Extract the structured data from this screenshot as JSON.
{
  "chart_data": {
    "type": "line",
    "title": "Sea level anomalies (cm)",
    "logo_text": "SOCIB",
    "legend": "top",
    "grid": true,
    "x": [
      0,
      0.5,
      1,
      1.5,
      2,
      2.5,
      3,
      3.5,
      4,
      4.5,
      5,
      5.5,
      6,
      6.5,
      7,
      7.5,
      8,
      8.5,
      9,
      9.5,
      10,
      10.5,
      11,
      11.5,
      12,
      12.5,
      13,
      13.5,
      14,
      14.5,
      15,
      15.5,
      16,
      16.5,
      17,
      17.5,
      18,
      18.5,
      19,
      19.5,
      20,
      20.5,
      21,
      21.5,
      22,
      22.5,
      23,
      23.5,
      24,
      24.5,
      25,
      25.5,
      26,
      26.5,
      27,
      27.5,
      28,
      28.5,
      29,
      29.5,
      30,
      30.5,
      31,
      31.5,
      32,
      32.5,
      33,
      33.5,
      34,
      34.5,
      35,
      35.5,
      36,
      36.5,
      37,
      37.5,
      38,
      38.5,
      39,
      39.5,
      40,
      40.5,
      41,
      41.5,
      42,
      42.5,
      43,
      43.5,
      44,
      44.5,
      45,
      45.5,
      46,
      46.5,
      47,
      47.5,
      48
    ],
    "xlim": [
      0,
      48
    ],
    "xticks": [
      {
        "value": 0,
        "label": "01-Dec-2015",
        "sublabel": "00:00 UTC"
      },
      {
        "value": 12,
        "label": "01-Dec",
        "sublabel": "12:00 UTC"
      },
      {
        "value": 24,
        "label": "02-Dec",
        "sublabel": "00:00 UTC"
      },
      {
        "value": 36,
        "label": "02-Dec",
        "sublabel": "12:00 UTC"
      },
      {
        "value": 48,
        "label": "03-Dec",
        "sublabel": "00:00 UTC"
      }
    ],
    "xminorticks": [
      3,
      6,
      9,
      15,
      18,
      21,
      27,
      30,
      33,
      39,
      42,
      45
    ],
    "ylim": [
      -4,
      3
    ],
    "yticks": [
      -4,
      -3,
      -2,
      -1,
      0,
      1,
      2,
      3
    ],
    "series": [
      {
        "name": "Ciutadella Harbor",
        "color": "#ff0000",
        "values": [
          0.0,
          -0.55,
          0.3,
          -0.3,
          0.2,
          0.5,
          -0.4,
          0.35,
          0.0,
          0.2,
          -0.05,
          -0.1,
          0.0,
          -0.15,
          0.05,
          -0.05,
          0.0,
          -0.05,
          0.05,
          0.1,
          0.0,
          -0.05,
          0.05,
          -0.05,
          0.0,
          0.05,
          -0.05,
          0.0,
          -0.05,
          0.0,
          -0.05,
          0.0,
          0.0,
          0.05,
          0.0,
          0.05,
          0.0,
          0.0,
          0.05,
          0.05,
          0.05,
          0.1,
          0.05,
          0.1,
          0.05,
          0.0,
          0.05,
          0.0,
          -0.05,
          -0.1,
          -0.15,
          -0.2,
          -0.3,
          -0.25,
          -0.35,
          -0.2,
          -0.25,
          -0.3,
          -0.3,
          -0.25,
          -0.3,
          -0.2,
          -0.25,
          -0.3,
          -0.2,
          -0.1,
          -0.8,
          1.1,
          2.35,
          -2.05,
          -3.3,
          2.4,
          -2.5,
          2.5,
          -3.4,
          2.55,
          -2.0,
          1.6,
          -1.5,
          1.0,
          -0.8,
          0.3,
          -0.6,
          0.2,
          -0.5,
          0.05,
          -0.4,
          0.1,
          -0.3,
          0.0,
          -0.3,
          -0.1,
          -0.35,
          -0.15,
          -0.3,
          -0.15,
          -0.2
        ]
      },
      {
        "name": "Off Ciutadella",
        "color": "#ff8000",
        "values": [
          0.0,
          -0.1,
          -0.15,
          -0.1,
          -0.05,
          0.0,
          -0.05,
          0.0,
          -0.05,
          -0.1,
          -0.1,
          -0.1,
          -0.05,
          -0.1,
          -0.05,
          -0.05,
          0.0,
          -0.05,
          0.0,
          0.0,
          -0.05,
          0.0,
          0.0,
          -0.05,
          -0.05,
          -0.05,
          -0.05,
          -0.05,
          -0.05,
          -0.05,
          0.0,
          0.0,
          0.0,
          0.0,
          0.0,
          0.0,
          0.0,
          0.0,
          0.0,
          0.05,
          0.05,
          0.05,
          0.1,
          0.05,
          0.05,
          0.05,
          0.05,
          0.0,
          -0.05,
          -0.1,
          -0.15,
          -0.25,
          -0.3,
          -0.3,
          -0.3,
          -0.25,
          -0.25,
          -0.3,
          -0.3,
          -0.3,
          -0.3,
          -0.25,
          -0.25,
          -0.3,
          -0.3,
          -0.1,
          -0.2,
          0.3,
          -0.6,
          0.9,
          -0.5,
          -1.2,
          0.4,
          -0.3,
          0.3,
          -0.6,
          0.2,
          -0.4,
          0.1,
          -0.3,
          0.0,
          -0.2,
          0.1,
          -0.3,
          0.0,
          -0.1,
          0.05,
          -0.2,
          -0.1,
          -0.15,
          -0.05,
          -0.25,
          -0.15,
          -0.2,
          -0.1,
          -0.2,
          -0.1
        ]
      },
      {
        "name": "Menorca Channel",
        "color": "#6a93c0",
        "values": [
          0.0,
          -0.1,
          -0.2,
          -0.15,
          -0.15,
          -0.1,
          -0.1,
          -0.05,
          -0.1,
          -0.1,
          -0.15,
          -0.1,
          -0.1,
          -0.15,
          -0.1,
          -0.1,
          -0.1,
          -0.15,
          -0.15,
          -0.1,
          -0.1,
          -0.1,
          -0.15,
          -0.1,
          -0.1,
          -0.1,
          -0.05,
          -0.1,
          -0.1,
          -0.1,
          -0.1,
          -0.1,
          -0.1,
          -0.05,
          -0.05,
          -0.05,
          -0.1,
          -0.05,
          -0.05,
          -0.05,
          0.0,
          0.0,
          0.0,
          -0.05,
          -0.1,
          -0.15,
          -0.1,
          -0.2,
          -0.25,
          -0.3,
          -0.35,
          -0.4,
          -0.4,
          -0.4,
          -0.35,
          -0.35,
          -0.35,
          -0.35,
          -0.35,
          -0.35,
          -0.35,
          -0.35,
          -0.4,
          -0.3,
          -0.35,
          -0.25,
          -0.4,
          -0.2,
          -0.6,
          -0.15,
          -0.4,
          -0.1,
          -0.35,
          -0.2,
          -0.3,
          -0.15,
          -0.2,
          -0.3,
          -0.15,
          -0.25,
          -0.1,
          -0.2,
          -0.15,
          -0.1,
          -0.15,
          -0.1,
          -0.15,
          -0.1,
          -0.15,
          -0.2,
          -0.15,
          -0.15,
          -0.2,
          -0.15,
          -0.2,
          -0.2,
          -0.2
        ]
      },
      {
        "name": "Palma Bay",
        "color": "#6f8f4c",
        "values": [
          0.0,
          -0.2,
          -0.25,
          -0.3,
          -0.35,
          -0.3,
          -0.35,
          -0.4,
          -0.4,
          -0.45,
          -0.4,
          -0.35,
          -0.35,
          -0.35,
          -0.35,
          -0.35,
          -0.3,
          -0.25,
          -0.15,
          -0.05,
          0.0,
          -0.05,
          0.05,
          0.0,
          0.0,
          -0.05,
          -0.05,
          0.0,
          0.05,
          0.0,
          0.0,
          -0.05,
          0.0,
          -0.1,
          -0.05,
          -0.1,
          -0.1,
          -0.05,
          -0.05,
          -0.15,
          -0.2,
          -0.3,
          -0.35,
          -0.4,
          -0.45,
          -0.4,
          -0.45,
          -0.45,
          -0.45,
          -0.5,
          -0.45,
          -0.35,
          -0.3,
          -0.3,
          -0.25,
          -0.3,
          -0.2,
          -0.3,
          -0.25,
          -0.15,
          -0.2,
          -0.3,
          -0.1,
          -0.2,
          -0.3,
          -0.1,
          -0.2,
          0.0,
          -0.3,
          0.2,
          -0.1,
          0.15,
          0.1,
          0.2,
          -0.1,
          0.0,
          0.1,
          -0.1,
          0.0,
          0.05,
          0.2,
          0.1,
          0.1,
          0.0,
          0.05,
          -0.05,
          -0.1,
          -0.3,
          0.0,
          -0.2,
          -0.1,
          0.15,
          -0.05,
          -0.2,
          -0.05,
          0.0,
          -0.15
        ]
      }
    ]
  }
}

========

• [What is expected]: Which lines hold the string "Ciutadella"? List them all.

• [Solution below]:
        "name": "Ciutadella Harbor",
        "name": "Off Ciutadella",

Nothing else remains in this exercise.